:: ENTRIES SUPPLIED ::
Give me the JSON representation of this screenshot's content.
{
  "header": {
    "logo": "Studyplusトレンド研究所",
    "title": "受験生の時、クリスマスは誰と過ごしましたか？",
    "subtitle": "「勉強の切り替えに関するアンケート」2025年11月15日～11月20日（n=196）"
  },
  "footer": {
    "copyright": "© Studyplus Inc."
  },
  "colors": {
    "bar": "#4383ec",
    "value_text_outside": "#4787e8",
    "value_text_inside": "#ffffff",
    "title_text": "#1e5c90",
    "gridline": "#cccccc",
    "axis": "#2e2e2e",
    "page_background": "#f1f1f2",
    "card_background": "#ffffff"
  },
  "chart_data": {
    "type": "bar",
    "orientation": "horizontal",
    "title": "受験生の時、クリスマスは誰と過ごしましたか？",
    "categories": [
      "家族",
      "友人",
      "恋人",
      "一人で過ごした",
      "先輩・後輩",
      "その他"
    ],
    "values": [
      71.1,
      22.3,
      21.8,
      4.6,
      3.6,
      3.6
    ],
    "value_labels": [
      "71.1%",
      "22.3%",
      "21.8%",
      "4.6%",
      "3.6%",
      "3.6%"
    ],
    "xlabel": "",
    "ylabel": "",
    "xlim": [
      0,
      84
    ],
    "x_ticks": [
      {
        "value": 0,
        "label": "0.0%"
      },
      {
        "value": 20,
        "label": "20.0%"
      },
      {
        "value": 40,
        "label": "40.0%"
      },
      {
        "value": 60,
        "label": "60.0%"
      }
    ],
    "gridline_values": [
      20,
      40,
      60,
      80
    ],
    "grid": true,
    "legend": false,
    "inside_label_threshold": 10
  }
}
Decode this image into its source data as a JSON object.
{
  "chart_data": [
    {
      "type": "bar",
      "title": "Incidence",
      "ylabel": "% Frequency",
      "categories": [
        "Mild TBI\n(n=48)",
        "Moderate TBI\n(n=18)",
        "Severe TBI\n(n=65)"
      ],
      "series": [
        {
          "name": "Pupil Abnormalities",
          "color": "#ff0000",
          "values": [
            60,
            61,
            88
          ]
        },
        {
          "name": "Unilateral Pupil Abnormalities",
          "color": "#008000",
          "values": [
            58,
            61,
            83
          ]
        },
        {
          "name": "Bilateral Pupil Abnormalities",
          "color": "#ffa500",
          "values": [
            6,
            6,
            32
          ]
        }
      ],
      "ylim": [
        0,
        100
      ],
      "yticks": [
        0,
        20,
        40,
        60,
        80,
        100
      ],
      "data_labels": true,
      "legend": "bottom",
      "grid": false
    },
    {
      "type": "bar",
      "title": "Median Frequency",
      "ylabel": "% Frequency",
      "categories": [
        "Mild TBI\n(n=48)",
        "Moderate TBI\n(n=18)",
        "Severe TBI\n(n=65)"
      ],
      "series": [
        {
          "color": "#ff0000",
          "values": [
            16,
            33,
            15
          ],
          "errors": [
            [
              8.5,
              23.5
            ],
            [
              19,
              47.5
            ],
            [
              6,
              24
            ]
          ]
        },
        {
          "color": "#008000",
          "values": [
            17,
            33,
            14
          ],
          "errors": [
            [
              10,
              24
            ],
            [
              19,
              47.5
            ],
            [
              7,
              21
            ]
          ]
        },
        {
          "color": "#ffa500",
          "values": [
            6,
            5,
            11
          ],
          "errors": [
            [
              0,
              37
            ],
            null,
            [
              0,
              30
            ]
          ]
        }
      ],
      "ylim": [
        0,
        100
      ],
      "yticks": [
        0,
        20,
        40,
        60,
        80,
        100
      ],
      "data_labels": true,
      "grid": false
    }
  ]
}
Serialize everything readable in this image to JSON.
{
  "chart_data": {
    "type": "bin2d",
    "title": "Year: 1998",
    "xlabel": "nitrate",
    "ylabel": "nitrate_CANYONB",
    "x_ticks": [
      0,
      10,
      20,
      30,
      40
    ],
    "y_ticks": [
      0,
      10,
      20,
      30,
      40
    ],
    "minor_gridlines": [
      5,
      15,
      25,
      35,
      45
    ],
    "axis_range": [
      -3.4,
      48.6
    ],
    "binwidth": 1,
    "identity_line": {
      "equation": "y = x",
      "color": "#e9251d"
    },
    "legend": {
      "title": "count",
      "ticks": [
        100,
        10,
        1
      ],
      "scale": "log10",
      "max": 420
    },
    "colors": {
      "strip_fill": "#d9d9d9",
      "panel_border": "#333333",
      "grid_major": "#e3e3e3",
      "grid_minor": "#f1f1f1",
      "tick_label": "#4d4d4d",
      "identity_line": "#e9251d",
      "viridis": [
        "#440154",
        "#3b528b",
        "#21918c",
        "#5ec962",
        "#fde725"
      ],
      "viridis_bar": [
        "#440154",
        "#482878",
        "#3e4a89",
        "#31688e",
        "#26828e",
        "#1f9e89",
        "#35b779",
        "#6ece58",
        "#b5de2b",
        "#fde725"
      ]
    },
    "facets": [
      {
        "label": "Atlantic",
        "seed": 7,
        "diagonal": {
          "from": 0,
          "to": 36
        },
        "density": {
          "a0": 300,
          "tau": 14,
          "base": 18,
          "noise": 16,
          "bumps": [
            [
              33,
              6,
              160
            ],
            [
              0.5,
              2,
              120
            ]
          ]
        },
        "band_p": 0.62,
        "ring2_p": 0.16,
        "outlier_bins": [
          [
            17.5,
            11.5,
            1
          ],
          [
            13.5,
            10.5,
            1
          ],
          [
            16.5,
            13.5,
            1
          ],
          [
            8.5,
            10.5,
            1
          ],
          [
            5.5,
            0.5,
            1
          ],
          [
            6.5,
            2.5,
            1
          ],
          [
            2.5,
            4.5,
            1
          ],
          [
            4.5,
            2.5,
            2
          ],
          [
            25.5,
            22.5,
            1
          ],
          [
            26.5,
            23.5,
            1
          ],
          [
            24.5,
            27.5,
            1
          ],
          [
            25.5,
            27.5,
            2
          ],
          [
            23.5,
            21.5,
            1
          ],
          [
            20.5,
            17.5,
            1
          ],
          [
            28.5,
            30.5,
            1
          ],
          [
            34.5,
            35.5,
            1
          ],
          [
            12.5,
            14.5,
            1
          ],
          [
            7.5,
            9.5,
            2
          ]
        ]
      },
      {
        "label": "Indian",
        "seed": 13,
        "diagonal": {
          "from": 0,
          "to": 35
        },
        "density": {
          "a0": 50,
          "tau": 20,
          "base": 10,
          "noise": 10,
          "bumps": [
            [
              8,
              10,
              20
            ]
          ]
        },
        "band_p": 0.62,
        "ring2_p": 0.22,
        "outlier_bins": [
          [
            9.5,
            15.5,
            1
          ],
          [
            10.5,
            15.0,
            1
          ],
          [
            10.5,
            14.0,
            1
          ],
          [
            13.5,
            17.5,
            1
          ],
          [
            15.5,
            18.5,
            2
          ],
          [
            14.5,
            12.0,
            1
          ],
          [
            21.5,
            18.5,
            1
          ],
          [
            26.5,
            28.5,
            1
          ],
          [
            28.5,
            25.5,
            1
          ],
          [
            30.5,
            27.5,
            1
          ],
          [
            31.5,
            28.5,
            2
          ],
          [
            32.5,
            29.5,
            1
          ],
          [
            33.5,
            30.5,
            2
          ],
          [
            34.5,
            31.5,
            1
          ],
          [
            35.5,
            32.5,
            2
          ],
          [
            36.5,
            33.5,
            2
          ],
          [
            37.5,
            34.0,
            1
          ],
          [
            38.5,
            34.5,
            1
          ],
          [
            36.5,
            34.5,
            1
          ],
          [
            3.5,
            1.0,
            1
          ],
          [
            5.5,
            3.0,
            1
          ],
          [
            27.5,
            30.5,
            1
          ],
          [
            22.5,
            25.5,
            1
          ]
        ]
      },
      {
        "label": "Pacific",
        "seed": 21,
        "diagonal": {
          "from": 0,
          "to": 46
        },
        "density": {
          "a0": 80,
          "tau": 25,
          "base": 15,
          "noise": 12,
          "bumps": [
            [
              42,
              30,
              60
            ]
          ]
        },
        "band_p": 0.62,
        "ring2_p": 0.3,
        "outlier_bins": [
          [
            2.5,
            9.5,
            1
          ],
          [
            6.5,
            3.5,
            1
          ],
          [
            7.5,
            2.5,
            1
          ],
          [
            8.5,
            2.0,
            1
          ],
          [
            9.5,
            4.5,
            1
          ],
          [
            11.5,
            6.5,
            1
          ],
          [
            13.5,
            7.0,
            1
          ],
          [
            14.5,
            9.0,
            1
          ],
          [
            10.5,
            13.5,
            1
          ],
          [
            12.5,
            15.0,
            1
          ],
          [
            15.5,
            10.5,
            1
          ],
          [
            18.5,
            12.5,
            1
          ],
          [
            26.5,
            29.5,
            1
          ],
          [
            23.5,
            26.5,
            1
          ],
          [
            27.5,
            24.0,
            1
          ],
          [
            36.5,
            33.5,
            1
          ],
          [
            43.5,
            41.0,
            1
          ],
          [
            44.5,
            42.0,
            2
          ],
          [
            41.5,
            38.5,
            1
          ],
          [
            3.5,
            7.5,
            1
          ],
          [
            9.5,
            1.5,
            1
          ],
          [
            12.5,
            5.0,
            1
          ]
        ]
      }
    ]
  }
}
:::
## SHORT EXERCISE
Pull every line containing "this" from the material above.

## OUTPUT
Give me the JSON representation of this screenshot's content.
Decode this image into its source data as a JSON object.
Serialize everything readable in this image to JSON.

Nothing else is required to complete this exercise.